GIVEN DATA:

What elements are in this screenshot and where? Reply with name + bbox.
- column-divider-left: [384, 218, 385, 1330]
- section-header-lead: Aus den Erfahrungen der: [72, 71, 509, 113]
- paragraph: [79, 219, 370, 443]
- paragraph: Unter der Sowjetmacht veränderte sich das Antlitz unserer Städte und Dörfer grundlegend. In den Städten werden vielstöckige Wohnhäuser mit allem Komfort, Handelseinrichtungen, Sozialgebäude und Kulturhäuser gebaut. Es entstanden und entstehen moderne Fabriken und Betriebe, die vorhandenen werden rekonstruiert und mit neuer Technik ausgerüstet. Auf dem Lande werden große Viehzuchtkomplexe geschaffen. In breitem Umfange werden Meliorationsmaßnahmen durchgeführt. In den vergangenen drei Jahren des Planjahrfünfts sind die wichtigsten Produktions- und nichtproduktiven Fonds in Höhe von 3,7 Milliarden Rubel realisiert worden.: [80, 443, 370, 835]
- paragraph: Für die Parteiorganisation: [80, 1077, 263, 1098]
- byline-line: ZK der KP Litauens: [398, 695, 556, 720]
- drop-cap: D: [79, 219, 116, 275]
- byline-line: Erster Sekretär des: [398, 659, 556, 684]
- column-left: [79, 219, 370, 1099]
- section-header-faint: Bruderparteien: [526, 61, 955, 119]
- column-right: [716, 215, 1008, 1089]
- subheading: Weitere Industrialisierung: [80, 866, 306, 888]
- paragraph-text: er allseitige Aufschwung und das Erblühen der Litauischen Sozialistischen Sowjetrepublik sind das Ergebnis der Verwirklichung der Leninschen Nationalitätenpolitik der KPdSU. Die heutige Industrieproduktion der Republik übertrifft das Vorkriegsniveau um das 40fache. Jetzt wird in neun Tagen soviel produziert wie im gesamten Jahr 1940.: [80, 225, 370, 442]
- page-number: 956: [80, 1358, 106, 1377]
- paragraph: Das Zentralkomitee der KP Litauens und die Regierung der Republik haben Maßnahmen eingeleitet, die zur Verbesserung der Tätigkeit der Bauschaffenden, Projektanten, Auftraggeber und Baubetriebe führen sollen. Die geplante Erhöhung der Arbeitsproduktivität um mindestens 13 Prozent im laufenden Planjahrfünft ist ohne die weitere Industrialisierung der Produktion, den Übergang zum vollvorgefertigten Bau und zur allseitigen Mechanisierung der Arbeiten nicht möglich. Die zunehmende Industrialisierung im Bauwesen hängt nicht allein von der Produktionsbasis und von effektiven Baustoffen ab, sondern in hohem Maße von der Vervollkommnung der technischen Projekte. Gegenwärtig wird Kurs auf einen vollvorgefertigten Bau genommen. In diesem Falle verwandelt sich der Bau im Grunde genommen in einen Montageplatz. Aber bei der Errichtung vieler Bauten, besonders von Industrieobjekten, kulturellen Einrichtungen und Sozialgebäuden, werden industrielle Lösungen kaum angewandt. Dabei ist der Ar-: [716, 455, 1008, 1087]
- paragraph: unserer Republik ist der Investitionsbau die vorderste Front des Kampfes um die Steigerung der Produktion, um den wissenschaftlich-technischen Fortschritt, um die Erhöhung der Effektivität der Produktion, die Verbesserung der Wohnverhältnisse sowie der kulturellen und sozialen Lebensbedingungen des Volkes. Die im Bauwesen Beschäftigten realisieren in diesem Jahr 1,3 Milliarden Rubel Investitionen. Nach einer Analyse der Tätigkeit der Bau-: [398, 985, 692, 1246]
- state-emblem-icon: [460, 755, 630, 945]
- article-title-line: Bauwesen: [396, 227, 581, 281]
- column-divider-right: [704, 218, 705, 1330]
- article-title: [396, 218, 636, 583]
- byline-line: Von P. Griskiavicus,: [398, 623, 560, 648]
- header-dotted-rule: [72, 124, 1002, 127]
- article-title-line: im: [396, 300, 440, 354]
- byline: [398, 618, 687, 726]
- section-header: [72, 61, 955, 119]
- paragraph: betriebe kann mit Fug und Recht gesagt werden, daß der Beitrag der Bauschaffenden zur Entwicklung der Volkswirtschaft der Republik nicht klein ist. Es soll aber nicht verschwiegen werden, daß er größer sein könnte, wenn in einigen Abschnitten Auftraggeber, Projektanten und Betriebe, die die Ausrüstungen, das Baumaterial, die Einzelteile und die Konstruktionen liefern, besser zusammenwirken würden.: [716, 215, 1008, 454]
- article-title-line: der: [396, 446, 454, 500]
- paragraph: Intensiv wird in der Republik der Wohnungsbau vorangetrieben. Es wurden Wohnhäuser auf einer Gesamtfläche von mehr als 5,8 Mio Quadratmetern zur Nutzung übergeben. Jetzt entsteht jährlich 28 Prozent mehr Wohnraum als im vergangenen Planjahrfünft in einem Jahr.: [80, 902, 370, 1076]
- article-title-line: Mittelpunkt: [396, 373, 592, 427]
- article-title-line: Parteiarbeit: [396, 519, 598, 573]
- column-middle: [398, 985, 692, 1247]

EXERCISE OBJECTIVE:
Pick out and copy the lines of the material that include the word "column".

OUTPUT:
- column-divider-left: [384, 218, 385, 1330]
- column-left: [79, 219, 370, 1099]
- column-right: [716, 215, 1008, 1089]
- column-divider-right: [704, 218, 705, 1330]
- column-middle: [398, 985, 692, 1247]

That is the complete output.